(begin)

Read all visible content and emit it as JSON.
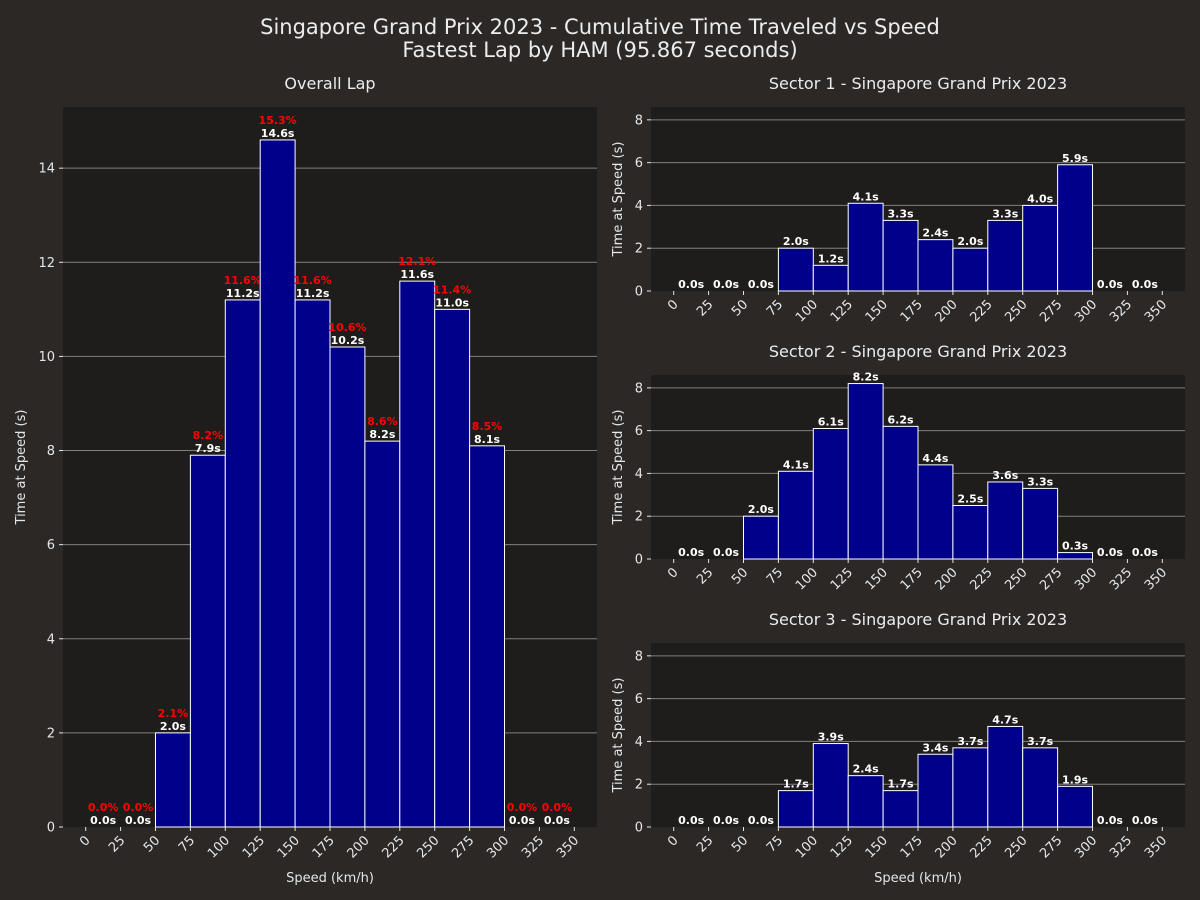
{
  "title_line1": "Singapore Grand Prix 2023 - Cumulative Time Traveled vs Speed",
  "title_line2": "Fastest Lap by HAM (95.867 seconds)",
  "colors": {
    "background": "#2b2826",
    "plot_bg": "#1e1d1c",
    "bar_fill": "#00008b",
    "bar_edge": "#ffffff",
    "percent_label": "#ff0000",
    "grid": "#808080"
  },
  "chart_data": [
    {
      "type": "bar",
      "title": "Overall Lap",
      "xlabel": "Speed (km/h)",
      "ylabel": "Time at Speed (s)",
      "x_ticks": [
        "0",
        "25",
        "50",
        "75",
        "100",
        "125",
        "150",
        "175",
        "200",
        "225",
        "250",
        "275",
        "300",
        "325",
        "350"
      ],
      "bin_edges": [
        0,
        25,
        50,
        75,
        100,
        125,
        150,
        175,
        200,
        225,
        250,
        275,
        300,
        325,
        350
      ],
      "values": [
        0,
        0,
        2.0,
        7.9,
        11.2,
        14.6,
        11.2,
        10.2,
        8.2,
        11.6,
        11.0,
        8.1,
        0,
        0
      ],
      "value_labels": [
        "0.0s",
        "0.0s",
        "2.0s",
        "7.9s",
        "11.2s",
        "14.6s",
        "11.2s",
        "10.2s",
        "8.2s",
        "11.6s",
        "11.0s",
        "8.1s",
        "0.0s",
        "0.0s"
      ],
      "percent_labels": [
        "0.0%",
        "0.0%",
        "2.1%",
        "8.2%",
        "11.6%",
        "15.3%",
        "11.6%",
        "10.6%",
        "8.6%",
        "12.1%",
        "11.4%",
        "8.5%",
        "0.0%",
        "0.0%"
      ],
      "y_ticks": [
        "0",
        "2",
        "4",
        "6",
        "8",
        "10",
        "12",
        "14"
      ],
      "ylim": [
        0,
        15.3
      ],
      "grid": true
    },
    {
      "type": "bar",
      "title": "Sector 1 - Singapore Grand Prix 2023",
      "xlabel": "",
      "ylabel": "Time at Speed (s)",
      "x_ticks": [
        "0",
        "25",
        "50",
        "75",
        "100",
        "125",
        "150",
        "175",
        "200",
        "225",
        "250",
        "275",
        "300",
        "325",
        "350"
      ],
      "bin_edges": [
        0,
        25,
        50,
        75,
        100,
        125,
        150,
        175,
        200,
        225,
        250,
        275,
        300,
        325,
        350
      ],
      "values": [
        0,
        0,
        0,
        2.0,
        1.2,
        4.1,
        3.3,
        2.4,
        2.0,
        3.3,
        4.0,
        5.9,
        0,
        0
      ],
      "value_labels": [
        "0.0s",
        "0.0s",
        "0.0s",
        "2.0s",
        "1.2s",
        "4.1s",
        "3.3s",
        "2.4s",
        "2.0s",
        "3.3s",
        "4.0s",
        "5.9s",
        "0.0s",
        "0.0s"
      ],
      "y_ticks": [
        "0",
        "2",
        "4",
        "6",
        "8"
      ],
      "ylim": [
        0,
        8.6
      ],
      "grid": true
    },
    {
      "type": "bar",
      "title": "Sector 2 - Singapore Grand Prix 2023",
      "xlabel": "",
      "ylabel": "Time at Speed (s)",
      "x_ticks": [
        "0",
        "25",
        "50",
        "75",
        "100",
        "125",
        "150",
        "175",
        "200",
        "225",
        "250",
        "275",
        "300",
        "325",
        "350"
      ],
      "bin_edges": [
        0,
        25,
        50,
        75,
        100,
        125,
        150,
        175,
        200,
        225,
        250,
        275,
        300,
        325,
        350
      ],
      "values": [
        0,
        0,
        2.0,
        4.1,
        6.1,
        8.2,
        6.2,
        4.4,
        2.5,
        3.6,
        3.3,
        0.3,
        0,
        0
      ],
      "value_labels": [
        "0.0s",
        "0.0s",
        "2.0s",
        "4.1s",
        "6.1s",
        "8.2s",
        "6.2s",
        "4.4s",
        "2.5s",
        "3.6s",
        "3.3s",
        "0.3s",
        "0.0s",
        "0.0s"
      ],
      "y_ticks": [
        "0",
        "2",
        "4",
        "6",
        "8"
      ],
      "ylim": [
        0,
        8.6
      ],
      "grid": true
    },
    {
      "type": "bar",
      "title": "Sector 3 - Singapore Grand Prix 2023",
      "xlabel": "Speed (km/h)",
      "ylabel": "Time at Speed (s)",
      "x_ticks": [
        "0",
        "25",
        "50",
        "75",
        "100",
        "125",
        "150",
        "175",
        "200",
        "225",
        "250",
        "275",
        "300",
        "325",
        "350"
      ],
      "bin_edges": [
        0,
        25,
        50,
        75,
        100,
        125,
        150,
        175,
        200,
        225,
        250,
        275,
        300,
        325,
        350
      ],
      "values": [
        0,
        0,
        0,
        1.7,
        3.9,
        2.4,
        1.7,
        3.4,
        3.7,
        4.7,
        3.7,
        1.9,
        0,
        0
      ],
      "value_labels": [
        "0.0s",
        "0.0s",
        "0.0s",
        "1.7s",
        "3.9s",
        "2.4s",
        "1.7s",
        "3.4s",
        "3.7s",
        "4.7s",
        "3.7s",
        "1.9s",
        "0.0s",
        "0.0s"
      ],
      "y_ticks": [
        "0",
        "2",
        "4",
        "6",
        "8"
      ],
      "ylim": [
        0,
        8.6
      ],
      "grid": true
    }
  ]
}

(end)

• [Task prompt]
Pick out each line in the material containing "Prix".

• [Answer for this exercise]
  "title_line1": "Singapore Grand Prix 2023 - Cumulative Time Traveled vs Speed",
      "title": "Sector 1 - Singapore Grand Prix 2023",
      "title": "Sector 2 - Singapore Grand Prix 2023",
      "title": "Sector 3 - Singapore Grand Prix 2023",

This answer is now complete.